WHAT TO DO – Lines from the one containing "Read out every word on this page." through the last line of the data are to be repeated word for word, both ends included.

GIVEN INFORMATION –
<<<<
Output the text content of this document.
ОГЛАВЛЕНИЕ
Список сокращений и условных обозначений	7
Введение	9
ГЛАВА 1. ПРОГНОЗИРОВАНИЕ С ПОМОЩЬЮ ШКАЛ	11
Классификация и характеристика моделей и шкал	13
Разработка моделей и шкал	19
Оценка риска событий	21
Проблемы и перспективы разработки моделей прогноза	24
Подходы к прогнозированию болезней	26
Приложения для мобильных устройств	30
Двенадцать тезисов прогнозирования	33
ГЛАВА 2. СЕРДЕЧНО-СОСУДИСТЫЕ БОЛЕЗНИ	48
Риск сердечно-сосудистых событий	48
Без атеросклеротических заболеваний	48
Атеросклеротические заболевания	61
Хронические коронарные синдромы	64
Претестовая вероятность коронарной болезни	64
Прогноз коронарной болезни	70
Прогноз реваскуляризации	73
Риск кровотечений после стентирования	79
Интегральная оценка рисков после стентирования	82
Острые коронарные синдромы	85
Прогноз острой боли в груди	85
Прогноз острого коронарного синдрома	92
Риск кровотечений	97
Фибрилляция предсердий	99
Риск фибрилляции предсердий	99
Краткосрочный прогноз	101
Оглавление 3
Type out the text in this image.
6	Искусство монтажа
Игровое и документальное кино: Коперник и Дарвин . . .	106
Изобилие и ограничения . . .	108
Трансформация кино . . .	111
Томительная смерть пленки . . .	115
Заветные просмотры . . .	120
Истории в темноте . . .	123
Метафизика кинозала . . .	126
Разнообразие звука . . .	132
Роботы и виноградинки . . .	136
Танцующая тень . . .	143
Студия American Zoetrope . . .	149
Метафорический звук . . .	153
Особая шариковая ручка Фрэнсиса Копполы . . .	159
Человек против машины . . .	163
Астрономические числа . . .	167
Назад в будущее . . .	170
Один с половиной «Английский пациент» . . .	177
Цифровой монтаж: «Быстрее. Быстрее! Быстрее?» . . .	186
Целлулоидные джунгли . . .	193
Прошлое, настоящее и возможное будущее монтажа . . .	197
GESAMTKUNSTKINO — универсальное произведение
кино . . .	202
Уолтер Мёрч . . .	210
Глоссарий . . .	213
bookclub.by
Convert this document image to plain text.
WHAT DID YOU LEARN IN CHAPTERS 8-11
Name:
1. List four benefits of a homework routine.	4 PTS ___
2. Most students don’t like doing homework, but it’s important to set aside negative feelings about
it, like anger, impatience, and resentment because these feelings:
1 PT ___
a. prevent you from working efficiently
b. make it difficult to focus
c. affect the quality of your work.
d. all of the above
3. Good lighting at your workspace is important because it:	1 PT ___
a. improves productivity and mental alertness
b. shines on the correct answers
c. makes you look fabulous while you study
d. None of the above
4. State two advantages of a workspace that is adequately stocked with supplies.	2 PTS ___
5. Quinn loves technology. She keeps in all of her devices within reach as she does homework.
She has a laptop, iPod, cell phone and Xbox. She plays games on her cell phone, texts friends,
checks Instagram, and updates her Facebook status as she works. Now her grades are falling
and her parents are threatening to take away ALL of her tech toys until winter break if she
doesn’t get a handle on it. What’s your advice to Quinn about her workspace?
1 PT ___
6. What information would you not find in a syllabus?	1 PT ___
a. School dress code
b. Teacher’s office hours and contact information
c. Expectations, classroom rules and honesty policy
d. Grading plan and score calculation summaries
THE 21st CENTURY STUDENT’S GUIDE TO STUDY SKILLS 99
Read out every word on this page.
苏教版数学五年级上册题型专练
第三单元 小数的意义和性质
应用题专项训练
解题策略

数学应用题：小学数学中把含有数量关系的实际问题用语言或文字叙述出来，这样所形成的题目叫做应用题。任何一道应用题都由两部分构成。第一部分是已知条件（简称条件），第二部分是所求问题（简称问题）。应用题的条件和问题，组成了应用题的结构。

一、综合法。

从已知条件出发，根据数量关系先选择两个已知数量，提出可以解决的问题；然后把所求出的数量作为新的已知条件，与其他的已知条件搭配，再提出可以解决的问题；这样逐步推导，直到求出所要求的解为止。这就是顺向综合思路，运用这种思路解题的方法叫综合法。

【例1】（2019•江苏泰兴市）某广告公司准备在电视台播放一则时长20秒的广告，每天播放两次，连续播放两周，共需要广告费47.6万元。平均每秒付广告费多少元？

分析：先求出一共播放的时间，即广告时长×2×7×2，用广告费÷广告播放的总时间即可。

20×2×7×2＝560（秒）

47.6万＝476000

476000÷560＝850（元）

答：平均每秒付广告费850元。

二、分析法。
>>>>
RESPONSE –
Read out every word on this page.
苏教版数学五年级上册题型专练
第三单元 小数的意义和性质
应用题专项训练
解题策略

数学应用题：小学数学中把含有数量关系的实际问题用语言或文字叙述出来，这样所形成的题目叫做应用题。任何一道应用题都由两部分构成。第一部分是已知条件（简称条件），第二部分是所求问题（简称问题）。应用题的条件和问题，组成了应用题的结构。

一、综合法。

从已知条件出发，根据数量关系先选择两个已知数量，提出可以解决的问题；然后把所求出的数量作为新的已知条件，与其他的已知条件搭配，再提出可以解决的问题；这样逐步推导，直到求出所要求的解为止。这就是顺向综合思路，运用这种思路解题的方法叫综合法。

【例1】（2019•江苏泰兴市）某广告公司准备在电视台播放一则时长20秒的广告，每天播放两次，连续播放两周，共需要广告费47.6万元。平均每秒付广告费多少元？

分析：先求出一共播放的时间，即广告时长×2×7×2，用广告费÷广告播放的总时间即可。

20×2×7×2＝560（秒）

47.6万＝476000

476000÷560＝850（元）

答：平均每秒付广告费850元。

二、分析法。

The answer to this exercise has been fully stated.